• [Exercise description]: Using the records provided below, locate and copy each line that contains the word "were".

========================

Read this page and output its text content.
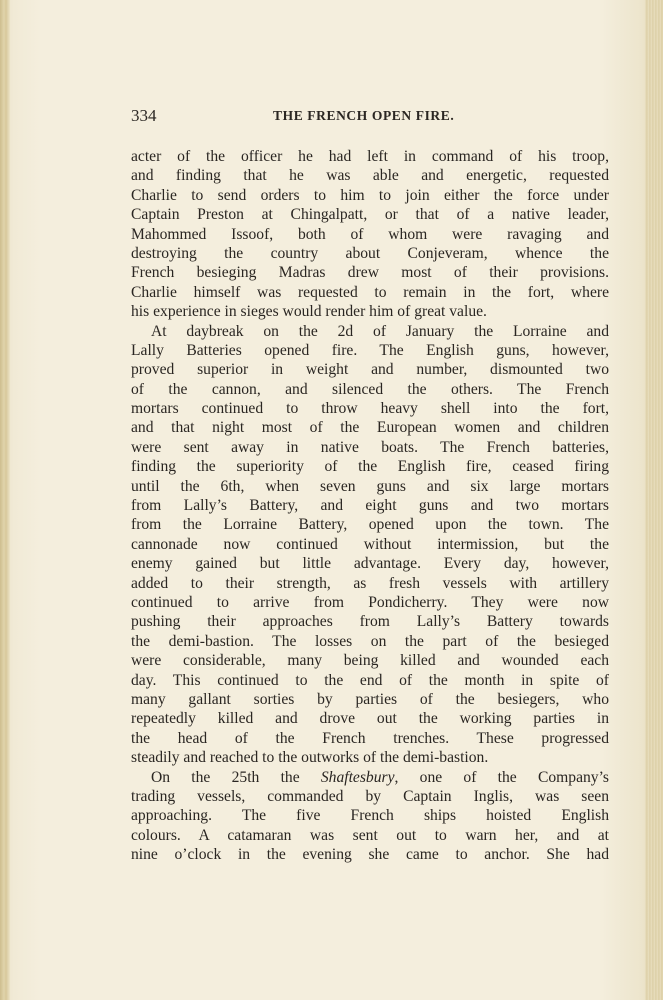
334	THE FRENCH OPEN FIRE.
acter of the officer he had left in command of his troop,
and finding that he was able and energetic, requested
Charlie to send orders to him to join either the force under
Captain Preston at Chingalpatt, or that of a native leader,
Mahommed Issoof, both of whom were ravaging and
destroying the country about Conjeveram, whence the
French besieging Madras drew most of their provisions.
Charlie himself was requested to remain in the fort, where
his experience in sieges would render him of great value.
At daybreak on the 2d of January the Lorraine and
Lally Batteries opened fire. The English guns, however,
proved superior in weight and number, dismounted two
of the cannon, and silenced the others. The French
mortars continued to throw heavy shell into the fort,
and that night most of the European women and children
were sent away in native boats. The French batteries,
finding the superiority of the English fire, ceased firing
until the 6th, when seven guns and six large mortars
from Lally’s Battery, and eight guns and two mortars
from the Lorraine Battery, opened upon the town. The
cannonade now continued without intermission, but the
enemy gained but little advantage. Every day, however,
added to their strength, as fresh vessels with artillery
continued to arrive from Pondicherry. They were now
pushing their approaches from Lally’s Battery towards
the demi-bastion. The losses on the part of the besieged
were considerable, many being killed and wounded each
day. This continued to the end of the month in spite of
many gallant sorties by parties of the besiegers, who
repeatedly killed and drove out the working parties in
the head of the French trenches. These progressed
steadily and reached to the outworks of the demi-bastion.
On the 25th the Shaftesbury, one of the Company’s
trading vessels, commanded by Captain Inglis, was seen
approaching. The five French ships hoisted English
colours. A catamaran was sent out to warn her, and at
nine o’clock in the evening she came to anchor. She had
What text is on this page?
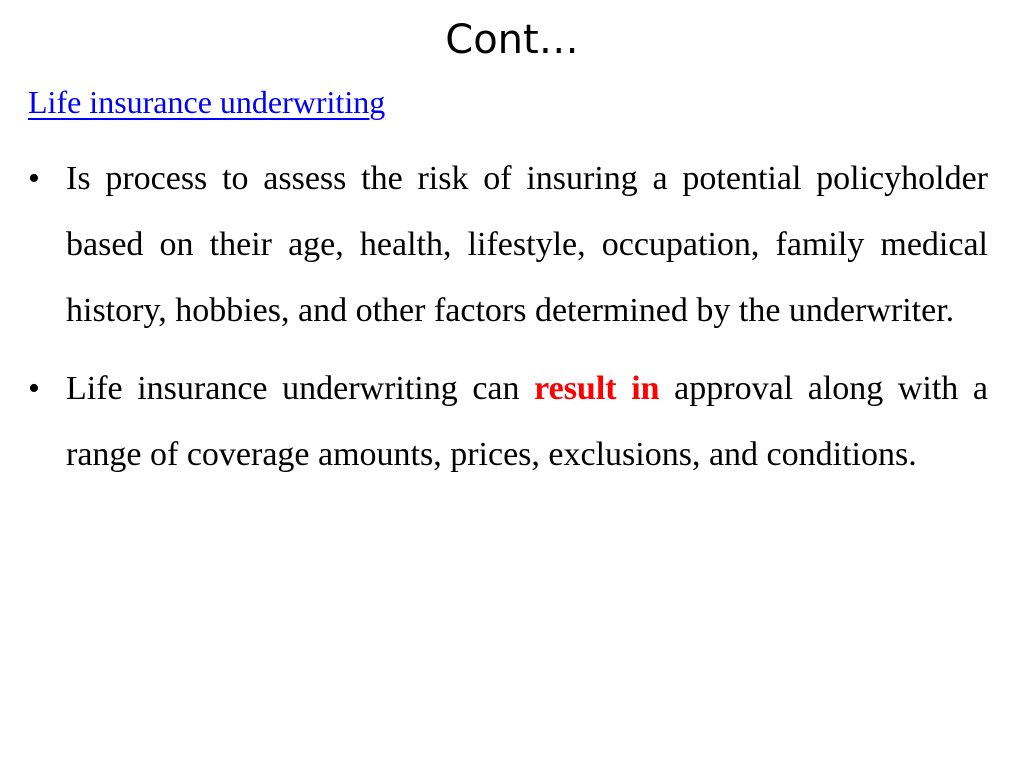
Cont…
Life insurance underwriting
• Is process to assess the risk of insuring a potential policyholder based on their age, health, lifestyle, occupation, family medical history, hobbies, and other factors determined by the underwriter.
• Life insurance underwriting can result in approval along with a range of coverage amounts, prices, exclusions, and conditions.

========================

• [Right answer]:
Mahommed Issoof, both of whom were ravaging and
were sent away in native boats. The French batteries,
continued to arrive from Pondicherry. They were now
were considerable, many being killed and wounded each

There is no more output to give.